The exercise: Give every line of the material again, exactly as written.
** BEGIN Listed entries **
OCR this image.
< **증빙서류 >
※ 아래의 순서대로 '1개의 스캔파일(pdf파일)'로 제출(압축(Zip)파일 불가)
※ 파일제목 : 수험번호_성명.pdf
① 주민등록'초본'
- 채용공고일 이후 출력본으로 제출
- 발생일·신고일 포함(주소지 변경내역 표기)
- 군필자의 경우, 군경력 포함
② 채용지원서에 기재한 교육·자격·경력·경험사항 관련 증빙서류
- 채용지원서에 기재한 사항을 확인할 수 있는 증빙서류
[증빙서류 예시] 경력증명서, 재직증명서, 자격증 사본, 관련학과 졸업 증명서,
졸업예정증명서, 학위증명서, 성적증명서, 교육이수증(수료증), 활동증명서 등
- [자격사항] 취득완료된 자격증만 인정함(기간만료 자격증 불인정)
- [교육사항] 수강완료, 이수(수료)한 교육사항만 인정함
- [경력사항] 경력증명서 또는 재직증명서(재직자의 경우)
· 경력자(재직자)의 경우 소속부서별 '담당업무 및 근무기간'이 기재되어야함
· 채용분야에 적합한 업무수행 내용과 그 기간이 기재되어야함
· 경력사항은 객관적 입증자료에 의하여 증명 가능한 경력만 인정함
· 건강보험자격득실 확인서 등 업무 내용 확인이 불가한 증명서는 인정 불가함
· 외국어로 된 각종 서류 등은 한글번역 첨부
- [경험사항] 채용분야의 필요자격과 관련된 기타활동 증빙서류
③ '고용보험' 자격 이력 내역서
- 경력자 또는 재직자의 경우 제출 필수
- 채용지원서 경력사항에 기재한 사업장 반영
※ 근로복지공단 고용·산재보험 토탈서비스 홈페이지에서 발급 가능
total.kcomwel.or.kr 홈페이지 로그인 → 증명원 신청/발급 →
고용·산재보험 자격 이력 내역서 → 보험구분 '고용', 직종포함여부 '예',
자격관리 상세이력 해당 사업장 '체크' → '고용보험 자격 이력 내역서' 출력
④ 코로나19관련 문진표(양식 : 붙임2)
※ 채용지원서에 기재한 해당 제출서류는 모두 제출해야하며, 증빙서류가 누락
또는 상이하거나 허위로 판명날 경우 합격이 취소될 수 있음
** END Listed entries **
Output below:
OCR this image.
< **증빙서류 >
※ 아래의 순서대로 '1개의 스캔파일(pdf파일)'로 제출(압축(Zip)파일 불가)
※ 파일제목 : 수험번호_성명.pdf
① 주민등록'초본'
- 채용공고일 이후 출력본으로 제출
- 발생일·신고일 포함(주소지 변경내역 표기)
- 군필자의 경우, 군경력 포함
② 채용지원서에 기재한 교육·자격·경력·경험사항 관련 증빙서류
- 채용지원서에 기재한 사항을 확인할 수 있는 증빙서류
[증빙서류 예시] 경력증명서, 재직증명서, 자격증 사본, 관련학과 졸업 증명서,
졸업예정증명서, 학위증명서, 성적증명서, 교육이수증(수료증), 활동증명서 등
- [자격사항] 취득완료된 자격증만 인정함(기간만료 자격증 불인정)
- [교육사항] 수강완료, 이수(수료)한 교육사항만 인정함
- [경력사항] 경력증명서 또는 재직증명서(재직자의 경우)
· 경력자(재직자)의 경우 소속부서별 '담당업무 및 근무기간'이 기재되어야함
· 채용분야에 적합한 업무수행 내용과 그 기간이 기재되어야함
· 경력사항은 객관적 입증자료에 의하여 증명 가능한 경력만 인정함
· 건강보험자격득실 확인서 등 업무 내용 확인이 불가한 증명서는 인정 불가함
· 외국어로 된 각종 서류 등은 한글번역 첨부
- [경험사항] 채용분야의 필요자격과 관련된 기타활동 증빙서류
③ '고용보험' 자격 이력 내역서
- 경력자 또는 재직자의 경우 제출 필수
- 채용지원서 경력사항에 기재한 사업장 반영
※ 근로복지공단 고용·산재보험 토탈서비스 홈페이지에서 발급 가능
total.kcomwel.or.kr 홈페이지 로그인 → 증명원 신청/발급 →
고용·산재보험 자격 이력 내역서 → 보험구분 '고용', 직종포함여부 '예',
자격관리 상세이력 해당 사업장 '체크' → '고용보험 자격 이력 내역서' 출력
④ 코로나19관련 문진표(양식 : 붙임2)
※ 채용지원서에 기재한 해당 제출서류는 모두 제출해야하며, 증빙서류가 누락
또는 상이하거나 허위로 판명날 경우 합격이 취소될 수 있음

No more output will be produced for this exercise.